To do: Which lines hold the word "casado"? Copy each of them from the material.
Input rows start
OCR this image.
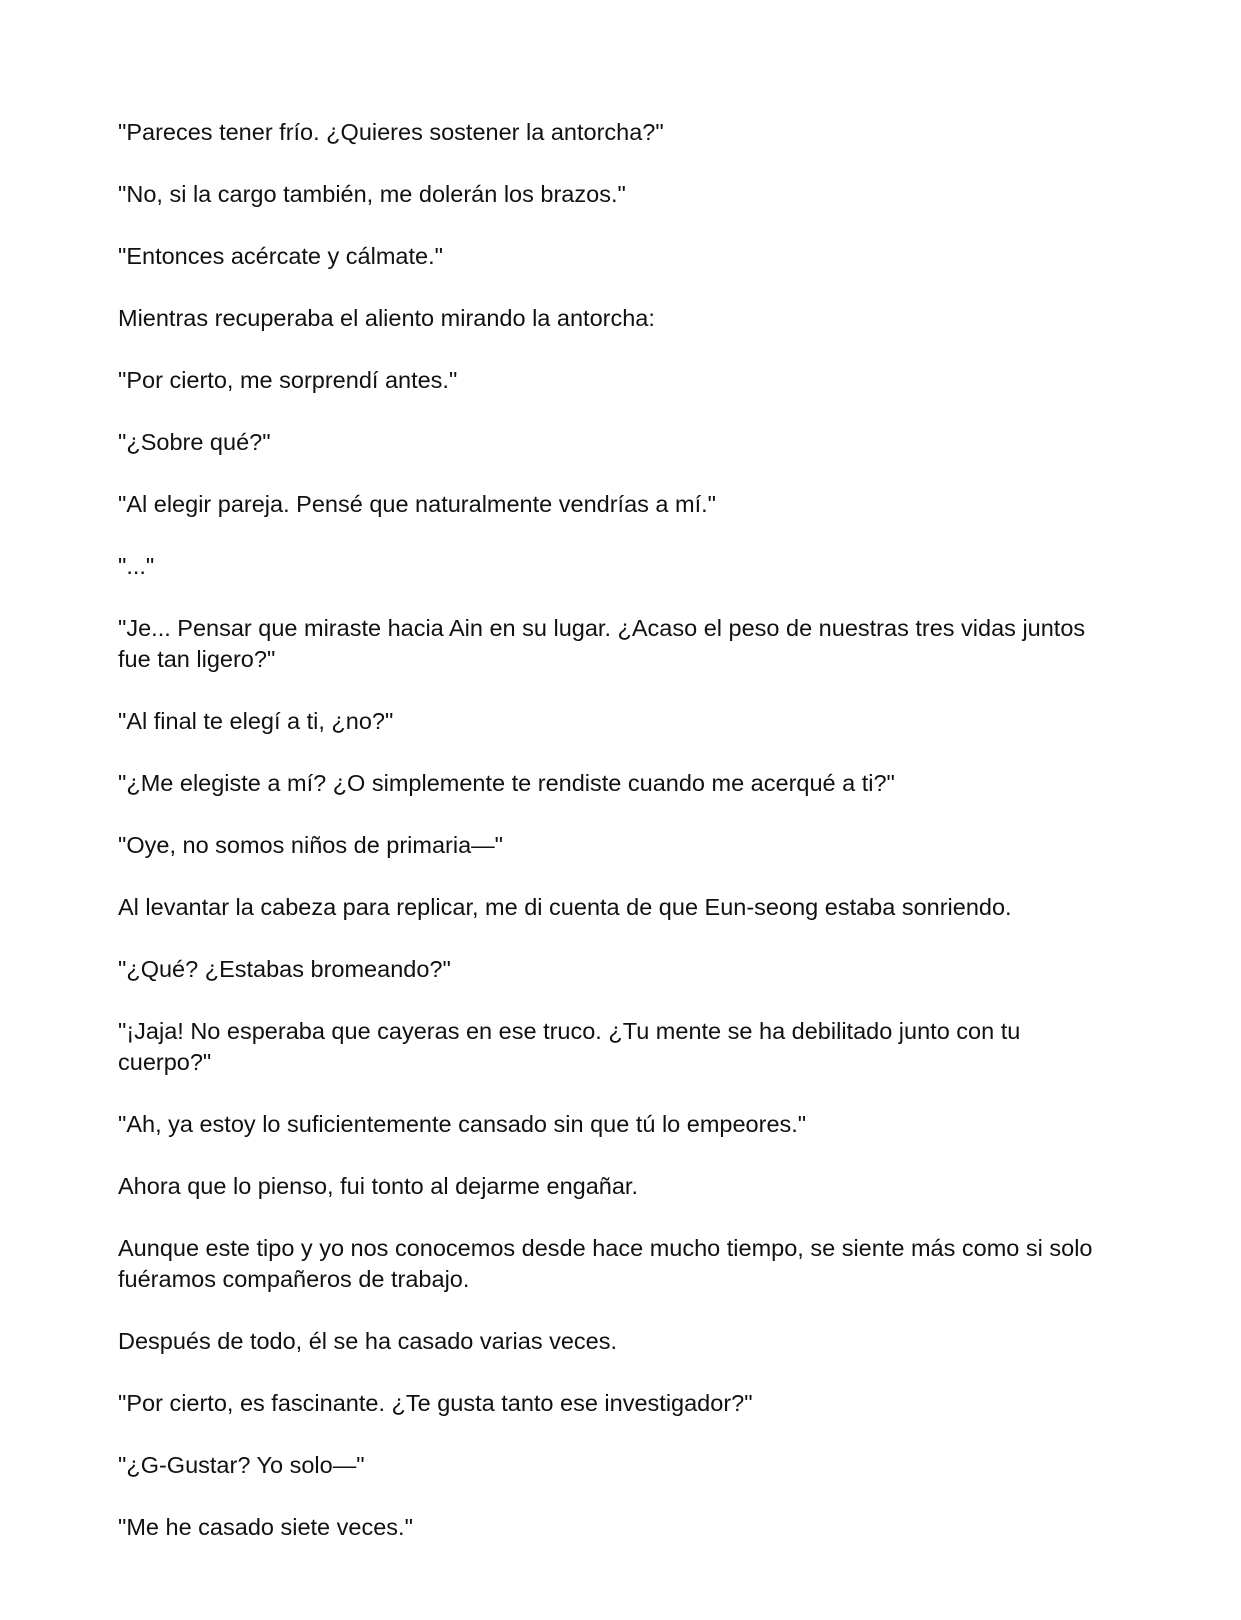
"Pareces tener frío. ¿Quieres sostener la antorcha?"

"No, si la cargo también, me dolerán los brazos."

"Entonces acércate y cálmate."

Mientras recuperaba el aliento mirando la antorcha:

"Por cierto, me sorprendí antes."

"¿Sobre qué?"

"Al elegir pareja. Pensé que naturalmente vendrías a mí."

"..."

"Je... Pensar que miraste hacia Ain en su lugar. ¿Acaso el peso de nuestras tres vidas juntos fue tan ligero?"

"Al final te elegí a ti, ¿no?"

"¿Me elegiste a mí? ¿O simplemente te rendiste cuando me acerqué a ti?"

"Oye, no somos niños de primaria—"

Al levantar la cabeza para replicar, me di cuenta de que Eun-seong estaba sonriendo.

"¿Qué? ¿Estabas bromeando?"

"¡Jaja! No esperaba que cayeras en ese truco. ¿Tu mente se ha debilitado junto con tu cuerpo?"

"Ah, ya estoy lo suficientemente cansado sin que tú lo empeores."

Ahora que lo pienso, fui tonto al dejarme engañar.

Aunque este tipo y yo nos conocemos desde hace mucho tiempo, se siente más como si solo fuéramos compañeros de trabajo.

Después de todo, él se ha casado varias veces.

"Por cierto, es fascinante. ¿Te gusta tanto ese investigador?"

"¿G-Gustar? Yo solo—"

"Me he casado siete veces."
Input rows end
Response to this task:
Después de todo, él se ha casado varias veces.
"Me he casado siete veces."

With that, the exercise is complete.